Data items:
#####

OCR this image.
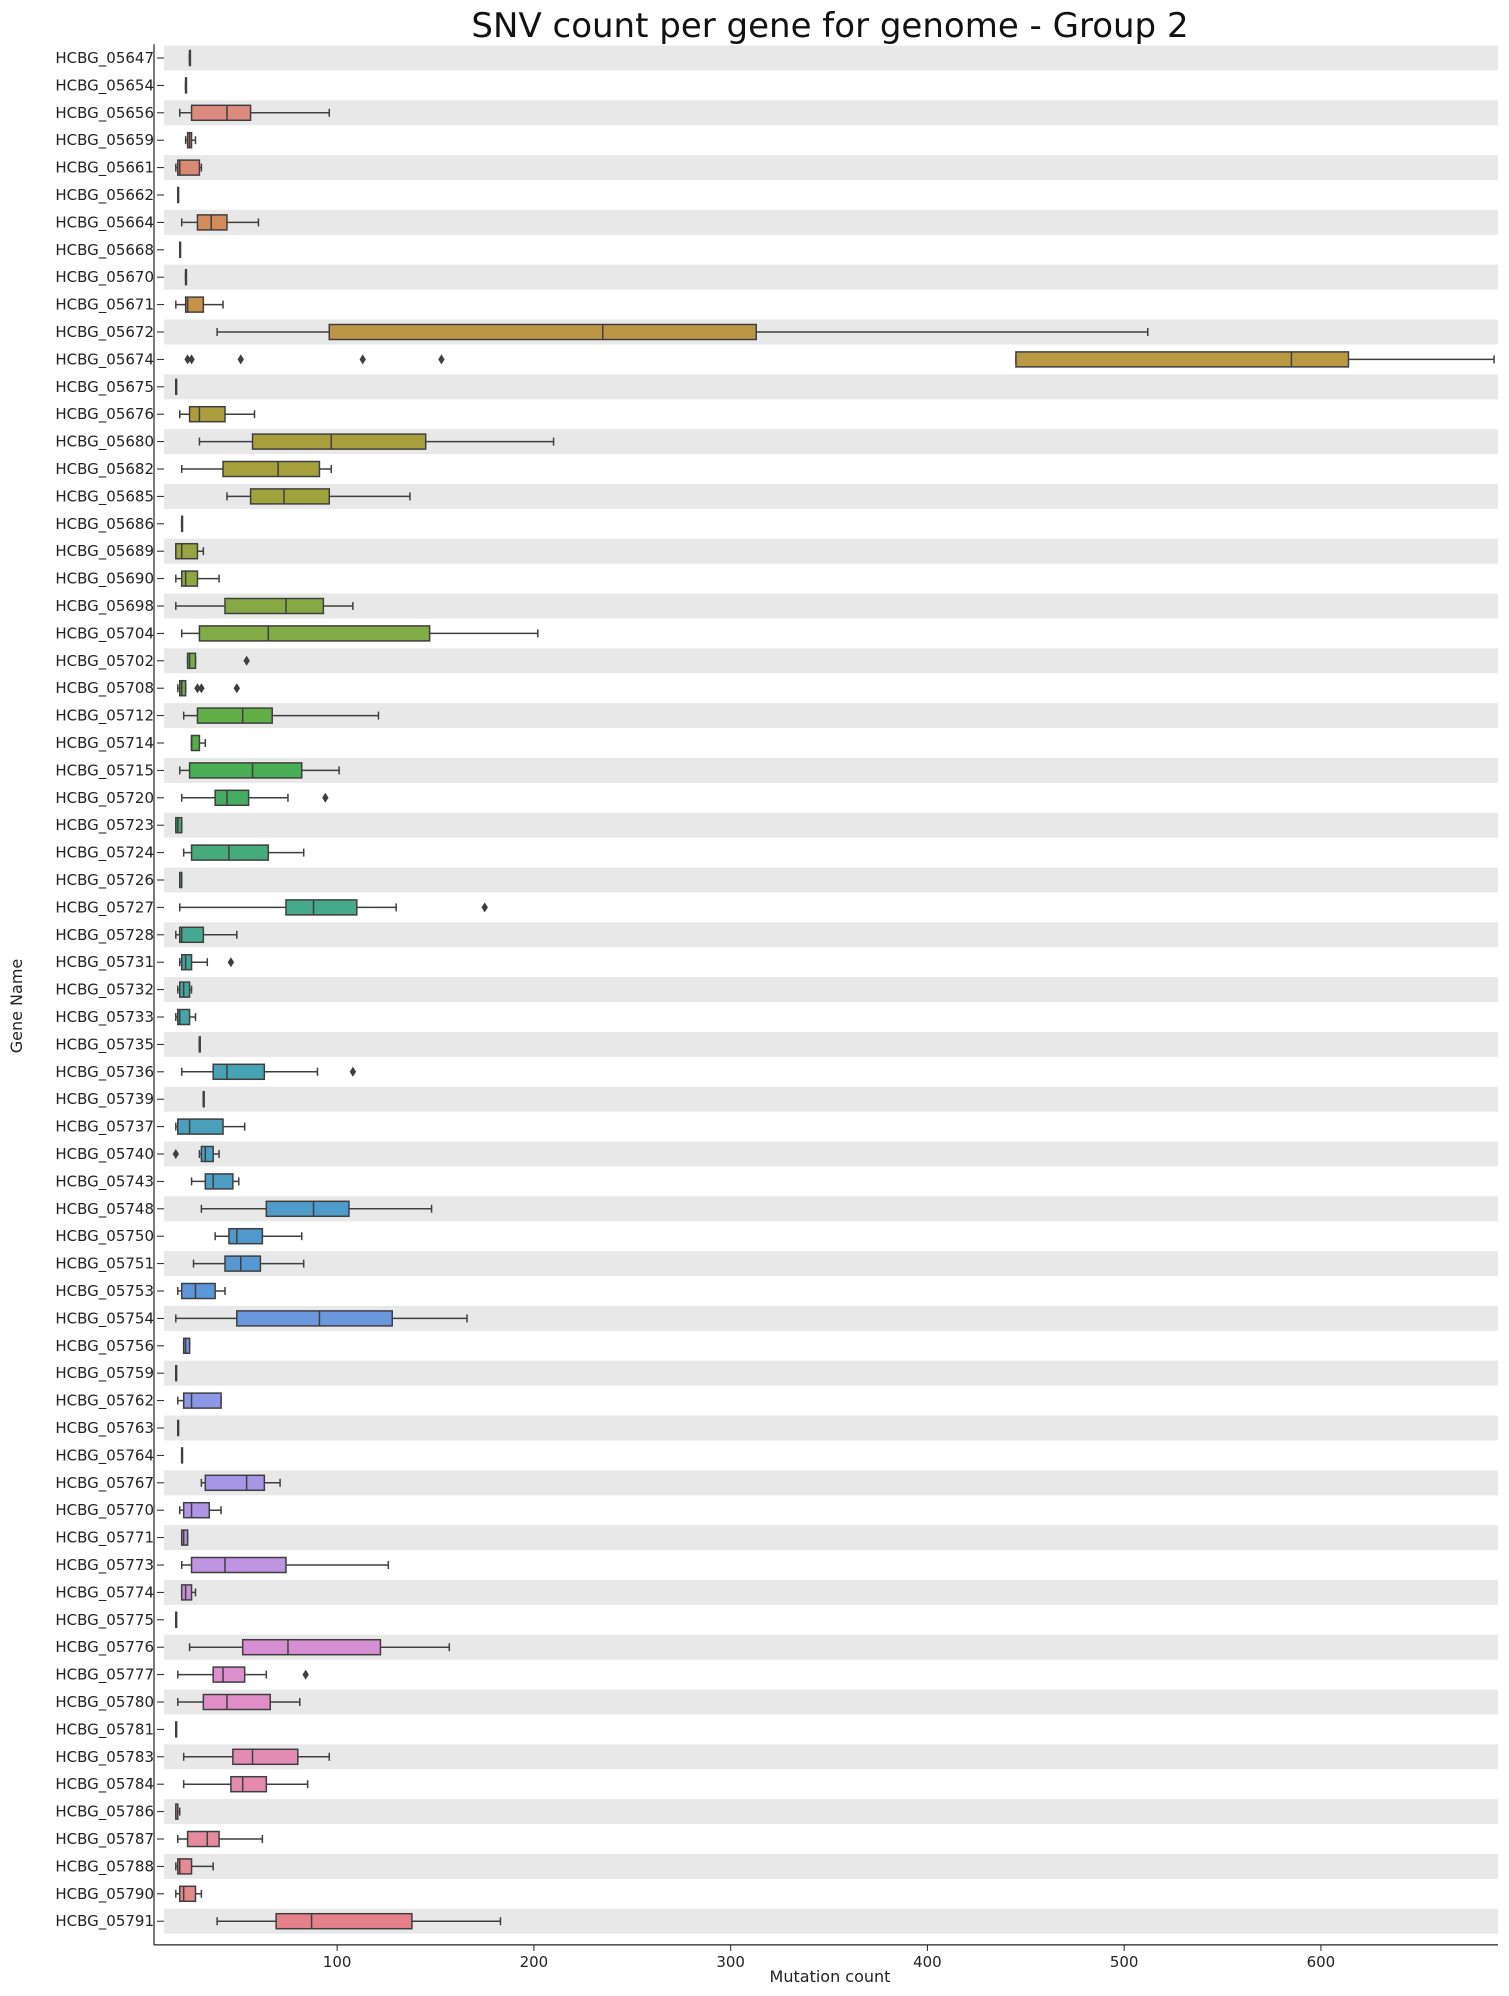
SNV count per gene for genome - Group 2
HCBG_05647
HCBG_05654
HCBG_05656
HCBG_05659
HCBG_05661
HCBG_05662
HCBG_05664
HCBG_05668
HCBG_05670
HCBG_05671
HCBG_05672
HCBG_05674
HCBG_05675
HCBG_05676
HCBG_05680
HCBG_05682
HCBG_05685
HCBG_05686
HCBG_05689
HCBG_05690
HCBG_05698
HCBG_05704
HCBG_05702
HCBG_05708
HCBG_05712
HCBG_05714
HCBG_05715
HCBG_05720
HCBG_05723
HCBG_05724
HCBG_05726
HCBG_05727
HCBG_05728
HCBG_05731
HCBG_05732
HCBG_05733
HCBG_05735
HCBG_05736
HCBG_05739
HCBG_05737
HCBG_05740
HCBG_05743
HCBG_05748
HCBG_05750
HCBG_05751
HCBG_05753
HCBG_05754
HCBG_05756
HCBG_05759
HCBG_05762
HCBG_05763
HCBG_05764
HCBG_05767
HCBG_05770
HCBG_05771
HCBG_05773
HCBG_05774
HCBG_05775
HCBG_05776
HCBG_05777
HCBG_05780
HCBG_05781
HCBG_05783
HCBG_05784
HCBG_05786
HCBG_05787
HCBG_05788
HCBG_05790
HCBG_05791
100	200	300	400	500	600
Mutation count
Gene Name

#####

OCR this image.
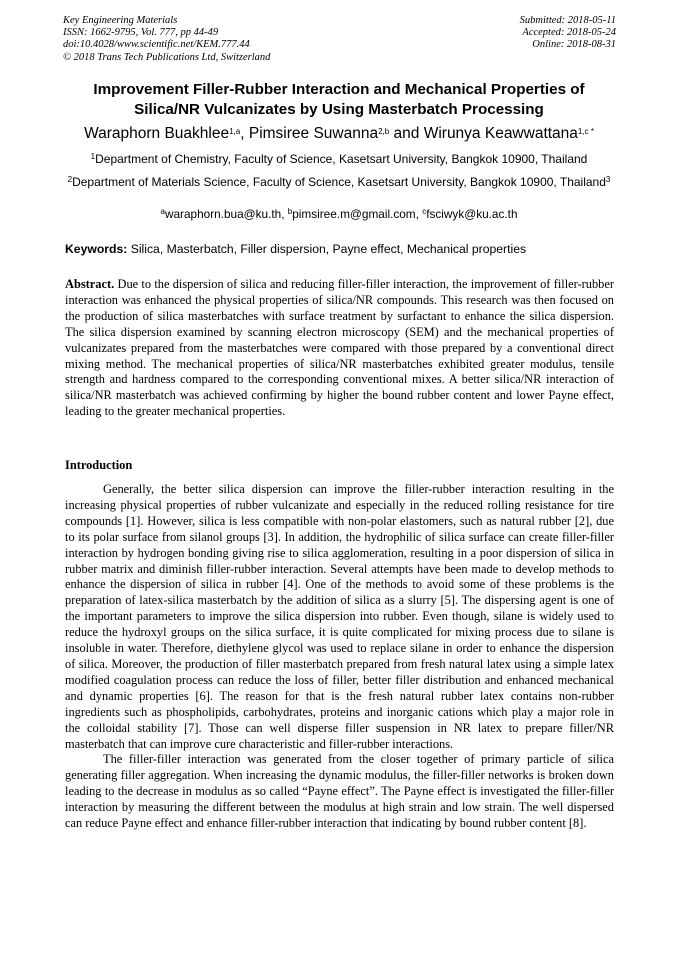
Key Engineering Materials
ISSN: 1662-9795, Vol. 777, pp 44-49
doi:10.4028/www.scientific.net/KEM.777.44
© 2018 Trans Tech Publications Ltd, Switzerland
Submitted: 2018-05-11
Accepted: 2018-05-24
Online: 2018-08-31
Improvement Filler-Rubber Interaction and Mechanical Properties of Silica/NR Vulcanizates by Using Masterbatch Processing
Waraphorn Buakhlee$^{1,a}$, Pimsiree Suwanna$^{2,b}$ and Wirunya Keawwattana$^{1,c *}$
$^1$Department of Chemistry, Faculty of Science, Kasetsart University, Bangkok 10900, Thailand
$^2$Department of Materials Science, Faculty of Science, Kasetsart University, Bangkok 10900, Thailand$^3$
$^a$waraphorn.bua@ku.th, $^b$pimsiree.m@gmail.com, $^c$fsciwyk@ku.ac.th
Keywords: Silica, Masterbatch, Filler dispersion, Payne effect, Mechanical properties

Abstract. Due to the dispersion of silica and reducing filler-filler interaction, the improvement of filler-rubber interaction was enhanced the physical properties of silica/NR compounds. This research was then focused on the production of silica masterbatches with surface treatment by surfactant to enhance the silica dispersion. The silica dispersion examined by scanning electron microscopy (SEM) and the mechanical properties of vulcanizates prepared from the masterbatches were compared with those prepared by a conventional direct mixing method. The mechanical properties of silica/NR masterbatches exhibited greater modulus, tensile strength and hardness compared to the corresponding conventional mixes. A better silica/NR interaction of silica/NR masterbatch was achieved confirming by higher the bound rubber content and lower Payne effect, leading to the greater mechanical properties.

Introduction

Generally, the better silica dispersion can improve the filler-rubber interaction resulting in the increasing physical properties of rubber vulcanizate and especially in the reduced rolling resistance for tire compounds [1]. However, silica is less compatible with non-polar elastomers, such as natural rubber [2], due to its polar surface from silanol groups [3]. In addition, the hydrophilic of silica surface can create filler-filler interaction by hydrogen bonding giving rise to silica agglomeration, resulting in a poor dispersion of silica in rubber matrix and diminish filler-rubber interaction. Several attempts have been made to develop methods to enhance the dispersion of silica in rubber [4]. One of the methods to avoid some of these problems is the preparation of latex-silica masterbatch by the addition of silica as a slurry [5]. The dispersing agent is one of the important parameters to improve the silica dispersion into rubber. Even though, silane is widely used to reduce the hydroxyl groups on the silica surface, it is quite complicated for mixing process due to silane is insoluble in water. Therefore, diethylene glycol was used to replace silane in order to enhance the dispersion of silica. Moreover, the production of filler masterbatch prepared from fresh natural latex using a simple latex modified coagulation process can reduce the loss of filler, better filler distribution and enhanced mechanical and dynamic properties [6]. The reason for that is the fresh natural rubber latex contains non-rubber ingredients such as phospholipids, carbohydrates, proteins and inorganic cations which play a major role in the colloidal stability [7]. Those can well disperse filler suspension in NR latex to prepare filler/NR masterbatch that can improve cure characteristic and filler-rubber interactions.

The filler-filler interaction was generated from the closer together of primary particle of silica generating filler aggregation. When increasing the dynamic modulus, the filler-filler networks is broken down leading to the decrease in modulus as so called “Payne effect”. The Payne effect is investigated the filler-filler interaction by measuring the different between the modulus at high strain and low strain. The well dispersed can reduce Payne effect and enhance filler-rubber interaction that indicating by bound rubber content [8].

#####

Work required →
Search the data for "Thailand". Copy every matching line.

Task solution →
$^1$Department of Chemistry, Faculty of Science, Kasetsart University, Bangkok 10900, Thailand
$^2$Department of Materials Science, Faculty of Science, Kasetsart University, Bangkok 10900, Thailand$^3$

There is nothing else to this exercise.